-- THE PROBLEM --
Find and copy every line in the records that includes the string "xlabel".

((

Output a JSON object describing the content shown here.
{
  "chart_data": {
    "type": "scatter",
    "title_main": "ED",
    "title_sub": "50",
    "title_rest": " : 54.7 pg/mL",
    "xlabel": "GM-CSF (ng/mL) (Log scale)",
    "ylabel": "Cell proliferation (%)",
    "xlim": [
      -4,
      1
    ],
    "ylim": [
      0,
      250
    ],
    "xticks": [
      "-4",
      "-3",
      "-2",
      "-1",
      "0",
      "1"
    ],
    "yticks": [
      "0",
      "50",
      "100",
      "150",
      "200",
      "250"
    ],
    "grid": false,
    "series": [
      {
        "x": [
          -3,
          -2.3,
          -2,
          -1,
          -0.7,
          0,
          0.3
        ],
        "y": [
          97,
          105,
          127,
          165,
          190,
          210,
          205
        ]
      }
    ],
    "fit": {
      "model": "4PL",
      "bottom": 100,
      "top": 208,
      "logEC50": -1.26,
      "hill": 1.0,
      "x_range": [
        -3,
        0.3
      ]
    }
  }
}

))
((

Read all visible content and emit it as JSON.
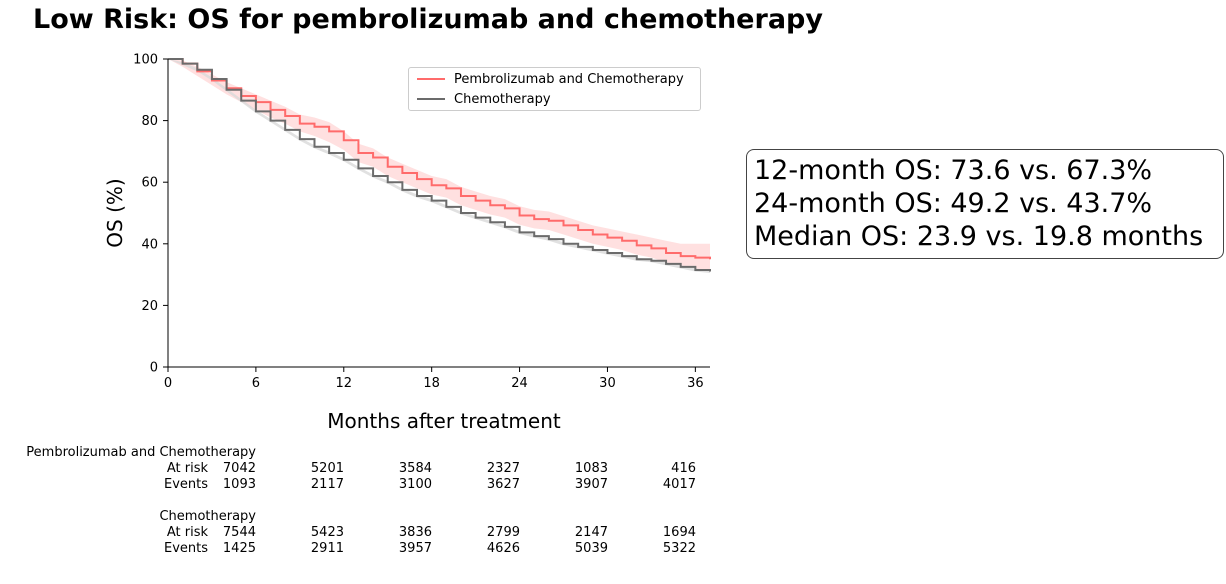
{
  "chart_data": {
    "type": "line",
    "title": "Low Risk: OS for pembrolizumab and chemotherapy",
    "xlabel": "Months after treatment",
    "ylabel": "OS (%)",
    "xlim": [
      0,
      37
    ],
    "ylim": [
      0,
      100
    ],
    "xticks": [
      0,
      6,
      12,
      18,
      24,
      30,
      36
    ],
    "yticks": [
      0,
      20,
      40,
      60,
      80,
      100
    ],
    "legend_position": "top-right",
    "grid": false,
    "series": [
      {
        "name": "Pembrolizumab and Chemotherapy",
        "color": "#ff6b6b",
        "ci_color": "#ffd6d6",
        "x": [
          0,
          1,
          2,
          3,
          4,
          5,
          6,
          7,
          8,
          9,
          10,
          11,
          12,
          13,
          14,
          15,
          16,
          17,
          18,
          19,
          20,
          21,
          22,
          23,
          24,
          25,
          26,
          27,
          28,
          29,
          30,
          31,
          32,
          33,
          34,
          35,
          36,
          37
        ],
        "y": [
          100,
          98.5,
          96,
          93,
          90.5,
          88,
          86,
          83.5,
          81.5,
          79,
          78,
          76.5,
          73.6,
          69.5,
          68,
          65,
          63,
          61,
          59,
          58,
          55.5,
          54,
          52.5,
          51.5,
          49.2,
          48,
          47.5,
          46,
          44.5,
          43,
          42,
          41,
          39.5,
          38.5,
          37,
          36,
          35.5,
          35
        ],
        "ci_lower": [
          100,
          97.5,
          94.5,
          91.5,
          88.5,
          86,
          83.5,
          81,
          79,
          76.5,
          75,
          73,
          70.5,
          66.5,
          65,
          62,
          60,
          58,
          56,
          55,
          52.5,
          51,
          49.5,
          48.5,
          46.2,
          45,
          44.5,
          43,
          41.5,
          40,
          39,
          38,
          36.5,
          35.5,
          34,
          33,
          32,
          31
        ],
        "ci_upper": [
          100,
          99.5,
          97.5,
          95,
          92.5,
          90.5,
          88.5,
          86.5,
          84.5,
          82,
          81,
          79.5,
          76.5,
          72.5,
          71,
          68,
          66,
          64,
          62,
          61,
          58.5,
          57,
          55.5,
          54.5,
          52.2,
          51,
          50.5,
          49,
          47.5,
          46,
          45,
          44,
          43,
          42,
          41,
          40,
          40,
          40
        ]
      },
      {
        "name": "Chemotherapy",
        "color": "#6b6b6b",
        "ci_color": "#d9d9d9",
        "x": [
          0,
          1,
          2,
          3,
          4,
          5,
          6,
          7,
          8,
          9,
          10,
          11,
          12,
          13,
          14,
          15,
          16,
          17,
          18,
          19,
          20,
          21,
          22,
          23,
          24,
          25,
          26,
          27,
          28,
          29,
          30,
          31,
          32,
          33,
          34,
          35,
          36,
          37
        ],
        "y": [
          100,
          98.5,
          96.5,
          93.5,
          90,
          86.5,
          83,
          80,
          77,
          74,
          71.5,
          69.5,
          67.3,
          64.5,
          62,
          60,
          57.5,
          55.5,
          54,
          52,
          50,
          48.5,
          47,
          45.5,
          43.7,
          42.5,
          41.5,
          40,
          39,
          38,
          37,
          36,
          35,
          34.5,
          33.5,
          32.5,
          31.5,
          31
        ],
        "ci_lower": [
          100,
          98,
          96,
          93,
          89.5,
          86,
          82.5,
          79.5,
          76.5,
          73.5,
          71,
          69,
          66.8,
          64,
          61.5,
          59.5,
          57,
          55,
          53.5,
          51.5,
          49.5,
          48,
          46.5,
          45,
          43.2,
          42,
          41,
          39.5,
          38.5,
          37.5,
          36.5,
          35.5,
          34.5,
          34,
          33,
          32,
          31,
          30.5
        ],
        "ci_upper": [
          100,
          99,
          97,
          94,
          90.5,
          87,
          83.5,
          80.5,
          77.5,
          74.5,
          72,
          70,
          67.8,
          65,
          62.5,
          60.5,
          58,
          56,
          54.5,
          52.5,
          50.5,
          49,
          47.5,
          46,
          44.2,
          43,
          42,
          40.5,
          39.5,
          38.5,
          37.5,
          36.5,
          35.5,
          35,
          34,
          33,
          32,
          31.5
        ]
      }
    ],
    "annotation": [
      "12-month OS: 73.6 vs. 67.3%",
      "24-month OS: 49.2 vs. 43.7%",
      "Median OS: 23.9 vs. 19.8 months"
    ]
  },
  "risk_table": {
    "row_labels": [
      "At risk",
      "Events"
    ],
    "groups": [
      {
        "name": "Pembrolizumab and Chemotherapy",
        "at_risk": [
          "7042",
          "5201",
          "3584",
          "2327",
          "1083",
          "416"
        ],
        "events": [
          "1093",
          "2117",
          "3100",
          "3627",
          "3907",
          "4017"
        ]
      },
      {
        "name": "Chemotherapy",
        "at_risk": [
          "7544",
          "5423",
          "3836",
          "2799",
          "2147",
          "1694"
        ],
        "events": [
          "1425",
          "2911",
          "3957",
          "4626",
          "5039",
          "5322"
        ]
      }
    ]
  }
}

))
((

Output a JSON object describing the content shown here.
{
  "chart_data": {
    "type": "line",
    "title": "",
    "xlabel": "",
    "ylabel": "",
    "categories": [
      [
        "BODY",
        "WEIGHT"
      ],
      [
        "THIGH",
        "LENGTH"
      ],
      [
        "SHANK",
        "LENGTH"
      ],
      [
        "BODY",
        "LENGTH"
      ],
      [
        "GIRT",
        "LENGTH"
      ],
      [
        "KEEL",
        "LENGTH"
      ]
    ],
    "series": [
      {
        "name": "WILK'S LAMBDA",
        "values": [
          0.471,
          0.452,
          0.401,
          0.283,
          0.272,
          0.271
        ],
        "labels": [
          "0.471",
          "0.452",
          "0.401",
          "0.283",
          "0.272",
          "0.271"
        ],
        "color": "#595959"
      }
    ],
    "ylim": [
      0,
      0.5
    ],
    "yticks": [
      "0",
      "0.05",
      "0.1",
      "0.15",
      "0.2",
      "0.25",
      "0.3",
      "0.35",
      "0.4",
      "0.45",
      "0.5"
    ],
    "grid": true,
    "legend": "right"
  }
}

))

-- RESULT OF THE TASK --
    "xlabel": "GM-CSF (ng/mL) (Log scale)",
    "xlabel": "Months after treatment",
    "xlabel": "",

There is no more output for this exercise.